*TASK DETAILS*
Pull out every line containing the string "noise".

*A run of records*
--- --- ---

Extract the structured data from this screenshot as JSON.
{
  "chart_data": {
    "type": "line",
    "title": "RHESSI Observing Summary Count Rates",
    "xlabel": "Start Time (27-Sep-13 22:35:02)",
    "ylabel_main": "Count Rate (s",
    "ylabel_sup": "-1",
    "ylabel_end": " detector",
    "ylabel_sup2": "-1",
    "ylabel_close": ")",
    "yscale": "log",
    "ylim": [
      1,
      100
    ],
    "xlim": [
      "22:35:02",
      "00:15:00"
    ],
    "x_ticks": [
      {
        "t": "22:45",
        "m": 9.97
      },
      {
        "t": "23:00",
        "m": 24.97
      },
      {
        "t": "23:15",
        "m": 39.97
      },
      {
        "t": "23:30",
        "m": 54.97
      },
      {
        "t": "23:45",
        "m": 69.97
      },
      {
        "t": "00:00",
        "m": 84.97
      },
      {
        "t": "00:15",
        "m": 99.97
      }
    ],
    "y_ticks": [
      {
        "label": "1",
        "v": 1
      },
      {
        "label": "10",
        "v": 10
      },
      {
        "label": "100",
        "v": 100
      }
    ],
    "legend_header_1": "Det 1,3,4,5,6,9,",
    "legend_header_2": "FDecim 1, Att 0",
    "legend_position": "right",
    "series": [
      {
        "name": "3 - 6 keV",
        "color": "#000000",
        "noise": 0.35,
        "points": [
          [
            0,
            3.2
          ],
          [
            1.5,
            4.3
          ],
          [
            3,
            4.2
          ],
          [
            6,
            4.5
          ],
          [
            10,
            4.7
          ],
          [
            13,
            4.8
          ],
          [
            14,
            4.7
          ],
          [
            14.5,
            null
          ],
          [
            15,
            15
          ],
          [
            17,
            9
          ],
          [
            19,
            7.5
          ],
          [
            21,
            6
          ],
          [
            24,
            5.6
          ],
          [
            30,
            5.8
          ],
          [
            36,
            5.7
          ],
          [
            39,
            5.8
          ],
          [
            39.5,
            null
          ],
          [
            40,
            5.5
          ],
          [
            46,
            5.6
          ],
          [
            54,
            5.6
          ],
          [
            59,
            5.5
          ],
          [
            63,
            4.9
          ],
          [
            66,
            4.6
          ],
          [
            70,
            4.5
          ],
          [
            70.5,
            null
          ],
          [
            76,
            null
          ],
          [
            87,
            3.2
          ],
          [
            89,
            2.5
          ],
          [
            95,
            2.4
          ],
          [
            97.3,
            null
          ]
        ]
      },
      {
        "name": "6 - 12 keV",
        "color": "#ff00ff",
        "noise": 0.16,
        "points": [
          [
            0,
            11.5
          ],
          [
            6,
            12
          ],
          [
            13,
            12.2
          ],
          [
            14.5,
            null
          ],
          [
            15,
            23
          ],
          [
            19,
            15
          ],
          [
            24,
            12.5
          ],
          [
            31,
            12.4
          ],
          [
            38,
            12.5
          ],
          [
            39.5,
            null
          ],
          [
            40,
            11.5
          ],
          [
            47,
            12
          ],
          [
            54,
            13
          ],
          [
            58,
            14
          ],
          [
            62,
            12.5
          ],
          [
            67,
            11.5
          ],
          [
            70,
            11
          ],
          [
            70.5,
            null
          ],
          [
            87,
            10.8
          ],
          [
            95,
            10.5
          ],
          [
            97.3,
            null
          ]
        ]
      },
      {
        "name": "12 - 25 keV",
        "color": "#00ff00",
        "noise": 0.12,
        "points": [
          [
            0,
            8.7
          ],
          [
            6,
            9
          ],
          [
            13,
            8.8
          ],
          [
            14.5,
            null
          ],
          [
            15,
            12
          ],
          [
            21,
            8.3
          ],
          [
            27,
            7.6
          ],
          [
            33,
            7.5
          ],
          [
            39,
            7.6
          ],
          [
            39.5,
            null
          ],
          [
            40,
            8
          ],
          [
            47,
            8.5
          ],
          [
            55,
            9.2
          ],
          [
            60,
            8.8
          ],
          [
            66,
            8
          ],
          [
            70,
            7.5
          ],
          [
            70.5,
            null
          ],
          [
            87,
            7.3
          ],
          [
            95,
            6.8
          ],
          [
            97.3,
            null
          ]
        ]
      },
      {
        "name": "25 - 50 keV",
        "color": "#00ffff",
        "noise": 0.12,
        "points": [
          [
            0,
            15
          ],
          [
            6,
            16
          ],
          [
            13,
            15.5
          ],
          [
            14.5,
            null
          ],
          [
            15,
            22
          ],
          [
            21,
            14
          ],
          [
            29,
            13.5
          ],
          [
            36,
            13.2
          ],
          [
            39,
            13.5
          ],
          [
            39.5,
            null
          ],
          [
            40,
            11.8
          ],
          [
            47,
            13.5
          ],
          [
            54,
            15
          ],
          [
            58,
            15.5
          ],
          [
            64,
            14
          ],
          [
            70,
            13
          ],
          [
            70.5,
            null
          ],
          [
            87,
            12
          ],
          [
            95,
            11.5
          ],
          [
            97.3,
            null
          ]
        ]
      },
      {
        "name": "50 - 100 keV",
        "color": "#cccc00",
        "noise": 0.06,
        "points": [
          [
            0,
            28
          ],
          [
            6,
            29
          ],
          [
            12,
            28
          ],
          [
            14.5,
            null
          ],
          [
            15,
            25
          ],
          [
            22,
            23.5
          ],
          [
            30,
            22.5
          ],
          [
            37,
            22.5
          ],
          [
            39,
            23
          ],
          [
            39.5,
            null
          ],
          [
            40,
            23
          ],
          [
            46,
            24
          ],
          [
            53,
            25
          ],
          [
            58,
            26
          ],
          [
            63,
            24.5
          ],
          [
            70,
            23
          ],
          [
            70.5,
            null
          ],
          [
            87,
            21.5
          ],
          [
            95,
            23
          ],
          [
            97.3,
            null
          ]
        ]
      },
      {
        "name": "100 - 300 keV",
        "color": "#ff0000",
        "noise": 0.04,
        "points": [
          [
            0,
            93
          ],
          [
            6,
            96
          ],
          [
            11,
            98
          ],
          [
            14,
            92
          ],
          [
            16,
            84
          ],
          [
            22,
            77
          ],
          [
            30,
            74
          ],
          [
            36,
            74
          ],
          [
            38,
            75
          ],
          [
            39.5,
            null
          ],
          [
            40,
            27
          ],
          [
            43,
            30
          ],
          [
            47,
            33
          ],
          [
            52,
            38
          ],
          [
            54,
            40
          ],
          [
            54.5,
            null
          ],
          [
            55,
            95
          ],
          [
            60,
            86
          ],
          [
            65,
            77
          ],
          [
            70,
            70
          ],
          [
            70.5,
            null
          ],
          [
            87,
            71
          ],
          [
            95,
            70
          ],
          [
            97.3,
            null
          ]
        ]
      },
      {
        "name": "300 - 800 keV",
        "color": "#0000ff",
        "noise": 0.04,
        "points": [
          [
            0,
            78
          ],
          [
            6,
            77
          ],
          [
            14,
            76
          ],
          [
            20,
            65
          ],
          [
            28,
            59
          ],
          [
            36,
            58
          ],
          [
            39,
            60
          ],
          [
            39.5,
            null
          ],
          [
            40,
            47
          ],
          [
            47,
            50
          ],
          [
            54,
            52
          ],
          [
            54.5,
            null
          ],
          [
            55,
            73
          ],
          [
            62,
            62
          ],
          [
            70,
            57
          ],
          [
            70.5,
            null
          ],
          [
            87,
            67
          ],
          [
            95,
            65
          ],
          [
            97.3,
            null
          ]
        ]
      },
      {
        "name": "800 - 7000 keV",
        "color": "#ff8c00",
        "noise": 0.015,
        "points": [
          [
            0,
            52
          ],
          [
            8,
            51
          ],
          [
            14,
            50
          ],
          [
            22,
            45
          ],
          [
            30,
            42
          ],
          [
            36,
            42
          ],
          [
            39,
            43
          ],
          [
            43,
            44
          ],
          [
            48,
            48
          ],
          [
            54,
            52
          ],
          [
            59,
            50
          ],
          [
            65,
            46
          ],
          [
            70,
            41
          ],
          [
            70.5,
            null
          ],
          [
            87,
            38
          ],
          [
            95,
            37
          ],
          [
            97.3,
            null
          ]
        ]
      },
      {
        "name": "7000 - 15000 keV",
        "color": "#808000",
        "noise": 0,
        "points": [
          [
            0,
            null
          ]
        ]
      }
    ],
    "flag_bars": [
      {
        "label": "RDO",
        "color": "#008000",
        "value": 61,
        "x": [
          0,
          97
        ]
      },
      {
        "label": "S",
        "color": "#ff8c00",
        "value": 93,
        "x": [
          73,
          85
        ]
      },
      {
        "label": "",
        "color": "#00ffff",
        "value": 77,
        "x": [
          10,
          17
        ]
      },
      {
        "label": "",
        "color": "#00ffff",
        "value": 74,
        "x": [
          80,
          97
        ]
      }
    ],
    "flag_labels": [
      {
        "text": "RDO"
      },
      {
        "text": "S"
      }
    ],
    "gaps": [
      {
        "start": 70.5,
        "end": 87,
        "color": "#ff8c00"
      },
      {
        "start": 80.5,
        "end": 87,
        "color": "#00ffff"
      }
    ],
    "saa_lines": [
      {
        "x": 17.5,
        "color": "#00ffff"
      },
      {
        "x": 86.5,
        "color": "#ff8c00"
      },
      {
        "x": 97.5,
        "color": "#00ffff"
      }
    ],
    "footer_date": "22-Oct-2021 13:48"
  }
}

--- --- ---

*RESPONSE TO THE TASK*
        "noise": 0.35,
        "noise": 0.16,
        "noise": 0.12,
        "noise": 0.12,
        "noise": 0.06,
        "noise": 0.04,
        "noise": 0.04,
        "noise": 0.015,
        "noise": 0,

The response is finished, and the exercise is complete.